Excerpted records.
== == ==

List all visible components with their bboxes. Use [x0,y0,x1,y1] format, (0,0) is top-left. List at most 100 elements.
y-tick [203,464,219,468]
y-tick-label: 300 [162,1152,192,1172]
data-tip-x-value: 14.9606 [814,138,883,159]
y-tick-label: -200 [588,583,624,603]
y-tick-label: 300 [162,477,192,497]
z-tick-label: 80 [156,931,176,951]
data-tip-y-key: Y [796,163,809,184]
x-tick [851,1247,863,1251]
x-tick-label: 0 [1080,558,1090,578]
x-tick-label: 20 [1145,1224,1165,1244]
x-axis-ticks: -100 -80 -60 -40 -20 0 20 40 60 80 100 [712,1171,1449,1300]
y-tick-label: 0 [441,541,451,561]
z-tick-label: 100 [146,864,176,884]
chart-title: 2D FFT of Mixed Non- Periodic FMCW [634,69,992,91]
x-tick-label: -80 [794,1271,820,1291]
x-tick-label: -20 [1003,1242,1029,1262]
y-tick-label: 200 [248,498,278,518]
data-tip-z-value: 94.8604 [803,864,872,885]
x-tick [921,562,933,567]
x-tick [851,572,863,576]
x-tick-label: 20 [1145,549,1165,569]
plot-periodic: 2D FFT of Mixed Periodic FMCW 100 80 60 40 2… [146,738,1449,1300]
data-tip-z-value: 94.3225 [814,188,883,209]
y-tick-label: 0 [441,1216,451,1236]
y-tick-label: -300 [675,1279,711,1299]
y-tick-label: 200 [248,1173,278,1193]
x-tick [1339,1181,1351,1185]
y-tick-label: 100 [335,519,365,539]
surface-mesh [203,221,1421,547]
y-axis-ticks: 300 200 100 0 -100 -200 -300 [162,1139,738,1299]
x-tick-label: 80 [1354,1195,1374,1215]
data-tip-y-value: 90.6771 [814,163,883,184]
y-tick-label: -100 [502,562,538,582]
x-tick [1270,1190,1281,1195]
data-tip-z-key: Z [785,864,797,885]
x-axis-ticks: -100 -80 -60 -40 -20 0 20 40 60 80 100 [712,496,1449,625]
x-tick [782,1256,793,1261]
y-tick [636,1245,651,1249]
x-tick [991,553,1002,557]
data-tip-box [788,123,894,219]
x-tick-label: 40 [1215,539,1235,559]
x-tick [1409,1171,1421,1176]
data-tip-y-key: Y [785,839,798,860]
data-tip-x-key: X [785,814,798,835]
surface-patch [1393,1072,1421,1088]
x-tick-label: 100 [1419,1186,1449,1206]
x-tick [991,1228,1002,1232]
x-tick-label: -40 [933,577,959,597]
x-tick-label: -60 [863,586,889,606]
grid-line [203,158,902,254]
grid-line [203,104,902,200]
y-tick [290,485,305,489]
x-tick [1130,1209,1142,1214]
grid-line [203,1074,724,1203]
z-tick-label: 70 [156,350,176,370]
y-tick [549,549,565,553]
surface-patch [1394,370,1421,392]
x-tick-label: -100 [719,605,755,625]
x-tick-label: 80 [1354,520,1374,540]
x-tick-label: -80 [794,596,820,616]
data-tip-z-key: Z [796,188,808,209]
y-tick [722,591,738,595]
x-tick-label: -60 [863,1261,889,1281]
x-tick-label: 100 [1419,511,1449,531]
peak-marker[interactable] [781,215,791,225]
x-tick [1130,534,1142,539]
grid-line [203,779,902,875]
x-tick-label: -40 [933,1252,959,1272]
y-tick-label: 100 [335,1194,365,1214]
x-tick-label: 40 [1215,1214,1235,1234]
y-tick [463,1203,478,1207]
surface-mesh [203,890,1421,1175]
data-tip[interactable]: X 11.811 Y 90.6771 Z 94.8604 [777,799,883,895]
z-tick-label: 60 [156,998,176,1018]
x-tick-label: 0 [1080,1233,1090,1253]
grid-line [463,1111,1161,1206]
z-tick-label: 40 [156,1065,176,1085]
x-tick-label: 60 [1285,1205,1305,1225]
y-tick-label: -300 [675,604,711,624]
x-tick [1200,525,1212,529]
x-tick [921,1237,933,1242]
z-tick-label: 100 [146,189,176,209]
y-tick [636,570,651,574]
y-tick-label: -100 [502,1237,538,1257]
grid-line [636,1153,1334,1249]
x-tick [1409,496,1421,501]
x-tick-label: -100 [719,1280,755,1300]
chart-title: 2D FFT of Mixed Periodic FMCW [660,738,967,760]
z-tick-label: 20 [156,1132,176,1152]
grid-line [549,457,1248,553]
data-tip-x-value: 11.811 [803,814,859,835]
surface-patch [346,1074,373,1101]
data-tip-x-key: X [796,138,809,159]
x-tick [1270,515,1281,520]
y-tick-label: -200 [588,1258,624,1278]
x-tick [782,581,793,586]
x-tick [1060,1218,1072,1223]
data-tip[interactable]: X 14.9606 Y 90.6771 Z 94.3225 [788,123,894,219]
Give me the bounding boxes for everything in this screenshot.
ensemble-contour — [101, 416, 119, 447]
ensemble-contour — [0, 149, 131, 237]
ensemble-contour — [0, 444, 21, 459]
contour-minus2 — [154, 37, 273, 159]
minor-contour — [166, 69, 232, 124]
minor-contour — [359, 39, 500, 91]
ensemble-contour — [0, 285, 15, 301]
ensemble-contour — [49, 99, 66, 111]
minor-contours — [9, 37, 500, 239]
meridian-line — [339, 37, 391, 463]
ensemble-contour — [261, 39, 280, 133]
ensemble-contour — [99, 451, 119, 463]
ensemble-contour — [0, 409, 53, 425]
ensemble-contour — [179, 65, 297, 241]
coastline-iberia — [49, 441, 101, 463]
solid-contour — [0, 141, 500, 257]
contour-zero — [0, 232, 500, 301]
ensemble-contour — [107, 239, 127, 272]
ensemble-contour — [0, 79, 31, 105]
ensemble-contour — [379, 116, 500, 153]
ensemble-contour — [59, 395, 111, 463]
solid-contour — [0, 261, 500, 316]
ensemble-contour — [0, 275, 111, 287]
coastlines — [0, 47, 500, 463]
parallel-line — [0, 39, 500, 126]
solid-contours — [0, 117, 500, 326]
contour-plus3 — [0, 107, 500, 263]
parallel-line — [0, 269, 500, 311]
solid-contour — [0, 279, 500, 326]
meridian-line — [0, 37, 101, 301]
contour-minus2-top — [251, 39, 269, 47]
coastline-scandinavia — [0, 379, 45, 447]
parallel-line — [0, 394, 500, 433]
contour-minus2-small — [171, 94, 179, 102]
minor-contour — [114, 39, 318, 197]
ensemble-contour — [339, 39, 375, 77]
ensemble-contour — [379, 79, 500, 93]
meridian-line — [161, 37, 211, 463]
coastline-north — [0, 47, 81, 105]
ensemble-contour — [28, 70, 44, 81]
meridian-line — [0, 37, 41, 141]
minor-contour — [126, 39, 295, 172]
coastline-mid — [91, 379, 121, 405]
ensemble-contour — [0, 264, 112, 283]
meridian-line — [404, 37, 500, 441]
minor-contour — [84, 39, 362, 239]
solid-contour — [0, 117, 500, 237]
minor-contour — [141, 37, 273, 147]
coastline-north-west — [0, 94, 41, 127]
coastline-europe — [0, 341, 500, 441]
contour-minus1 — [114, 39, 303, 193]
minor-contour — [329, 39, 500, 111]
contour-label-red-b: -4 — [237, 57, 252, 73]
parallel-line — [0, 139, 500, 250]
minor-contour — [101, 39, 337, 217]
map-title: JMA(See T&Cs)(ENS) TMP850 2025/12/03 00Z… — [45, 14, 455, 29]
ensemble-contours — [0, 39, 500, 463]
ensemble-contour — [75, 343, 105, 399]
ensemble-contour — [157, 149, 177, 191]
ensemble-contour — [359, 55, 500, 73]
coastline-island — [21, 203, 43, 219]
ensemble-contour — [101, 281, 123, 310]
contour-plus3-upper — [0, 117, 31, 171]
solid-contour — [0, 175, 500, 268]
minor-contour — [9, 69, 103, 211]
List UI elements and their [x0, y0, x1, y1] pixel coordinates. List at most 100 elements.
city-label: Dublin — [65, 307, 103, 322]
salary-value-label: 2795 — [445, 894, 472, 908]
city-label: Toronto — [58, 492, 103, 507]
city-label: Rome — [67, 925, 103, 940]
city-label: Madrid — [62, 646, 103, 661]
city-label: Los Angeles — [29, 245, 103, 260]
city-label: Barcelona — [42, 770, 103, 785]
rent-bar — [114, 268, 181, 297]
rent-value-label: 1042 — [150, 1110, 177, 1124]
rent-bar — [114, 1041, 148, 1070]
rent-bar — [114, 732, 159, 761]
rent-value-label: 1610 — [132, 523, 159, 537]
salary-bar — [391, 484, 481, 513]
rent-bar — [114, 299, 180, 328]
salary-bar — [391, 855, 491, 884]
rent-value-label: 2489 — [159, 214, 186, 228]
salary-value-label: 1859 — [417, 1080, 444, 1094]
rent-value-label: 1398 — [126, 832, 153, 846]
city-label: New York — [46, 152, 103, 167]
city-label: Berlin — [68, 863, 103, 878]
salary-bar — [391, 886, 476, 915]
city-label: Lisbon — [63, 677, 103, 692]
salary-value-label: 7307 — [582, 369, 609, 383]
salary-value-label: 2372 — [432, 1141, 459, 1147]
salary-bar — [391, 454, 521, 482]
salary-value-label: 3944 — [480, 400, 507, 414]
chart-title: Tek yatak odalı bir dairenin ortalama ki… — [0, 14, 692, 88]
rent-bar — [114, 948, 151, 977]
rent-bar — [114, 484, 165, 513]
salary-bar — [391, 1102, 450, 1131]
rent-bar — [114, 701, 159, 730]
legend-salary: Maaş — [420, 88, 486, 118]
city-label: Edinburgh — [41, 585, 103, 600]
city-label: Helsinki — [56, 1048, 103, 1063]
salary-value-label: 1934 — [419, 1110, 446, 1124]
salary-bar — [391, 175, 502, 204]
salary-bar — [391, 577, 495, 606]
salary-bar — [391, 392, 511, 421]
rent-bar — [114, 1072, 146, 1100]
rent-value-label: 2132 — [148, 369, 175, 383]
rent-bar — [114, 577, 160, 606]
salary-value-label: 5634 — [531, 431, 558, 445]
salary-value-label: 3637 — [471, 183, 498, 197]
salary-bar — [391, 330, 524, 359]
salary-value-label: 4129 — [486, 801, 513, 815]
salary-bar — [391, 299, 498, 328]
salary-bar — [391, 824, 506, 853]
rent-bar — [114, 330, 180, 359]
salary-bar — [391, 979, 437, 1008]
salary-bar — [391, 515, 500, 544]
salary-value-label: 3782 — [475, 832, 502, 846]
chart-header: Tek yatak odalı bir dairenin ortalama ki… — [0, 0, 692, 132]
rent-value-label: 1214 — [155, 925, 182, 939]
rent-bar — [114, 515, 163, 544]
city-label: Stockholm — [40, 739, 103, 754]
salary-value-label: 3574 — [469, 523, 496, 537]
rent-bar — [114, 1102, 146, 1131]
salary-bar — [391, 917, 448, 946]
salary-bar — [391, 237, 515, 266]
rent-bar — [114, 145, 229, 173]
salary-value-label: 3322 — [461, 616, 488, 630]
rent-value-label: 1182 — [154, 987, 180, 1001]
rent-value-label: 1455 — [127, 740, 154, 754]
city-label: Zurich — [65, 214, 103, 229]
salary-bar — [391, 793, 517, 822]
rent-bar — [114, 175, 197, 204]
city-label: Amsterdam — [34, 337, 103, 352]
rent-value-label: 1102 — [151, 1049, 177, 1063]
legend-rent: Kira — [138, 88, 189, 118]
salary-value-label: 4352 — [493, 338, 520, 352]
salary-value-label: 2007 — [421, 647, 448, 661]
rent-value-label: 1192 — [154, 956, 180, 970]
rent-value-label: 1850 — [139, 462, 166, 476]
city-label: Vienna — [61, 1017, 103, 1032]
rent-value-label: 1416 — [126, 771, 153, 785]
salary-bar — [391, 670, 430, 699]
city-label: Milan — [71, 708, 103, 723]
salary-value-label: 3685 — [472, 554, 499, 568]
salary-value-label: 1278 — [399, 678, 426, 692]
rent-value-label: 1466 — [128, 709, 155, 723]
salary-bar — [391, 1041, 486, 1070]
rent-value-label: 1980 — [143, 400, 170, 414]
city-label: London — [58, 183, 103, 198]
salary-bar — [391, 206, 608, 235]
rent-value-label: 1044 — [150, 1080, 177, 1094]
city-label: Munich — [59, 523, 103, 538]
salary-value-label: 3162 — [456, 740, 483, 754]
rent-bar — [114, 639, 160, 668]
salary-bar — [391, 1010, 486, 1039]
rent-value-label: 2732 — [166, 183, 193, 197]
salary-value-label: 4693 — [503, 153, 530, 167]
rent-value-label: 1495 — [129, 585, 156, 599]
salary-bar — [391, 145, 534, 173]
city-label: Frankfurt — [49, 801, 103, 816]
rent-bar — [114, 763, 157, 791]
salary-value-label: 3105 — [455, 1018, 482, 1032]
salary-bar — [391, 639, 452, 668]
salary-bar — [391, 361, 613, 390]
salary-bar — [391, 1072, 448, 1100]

== == ==

Directions for this task.
Put the lines of the entries, starting at the very first line and ending at the line that contains "x-tick [851,1247,863,1251]", into a JSON list of strings with one string per line and blank lines omitted.

Answer below.
[
  "List all visible components with their bboxes. Use [x0,y0,x1,y1] format, (0,0) is top-left. List at most 100 elements.",
  "y-tick [203,464,219,468]",
  "y-tick-label: 300 [162,1152,192,1172]",
  "data-tip-x-value: 14.9606 [814,138,883,159]",
  "y-tick-label: -200 [588,583,624,603]",
  "y-tick-label: 300 [162,477,192,497]",
  "z-tick-label: 80 [156,931,176,951]",
  "data-tip-y-key: Y [796,163,809,184]",
  "x-tick [851,1247,863,1251]"
]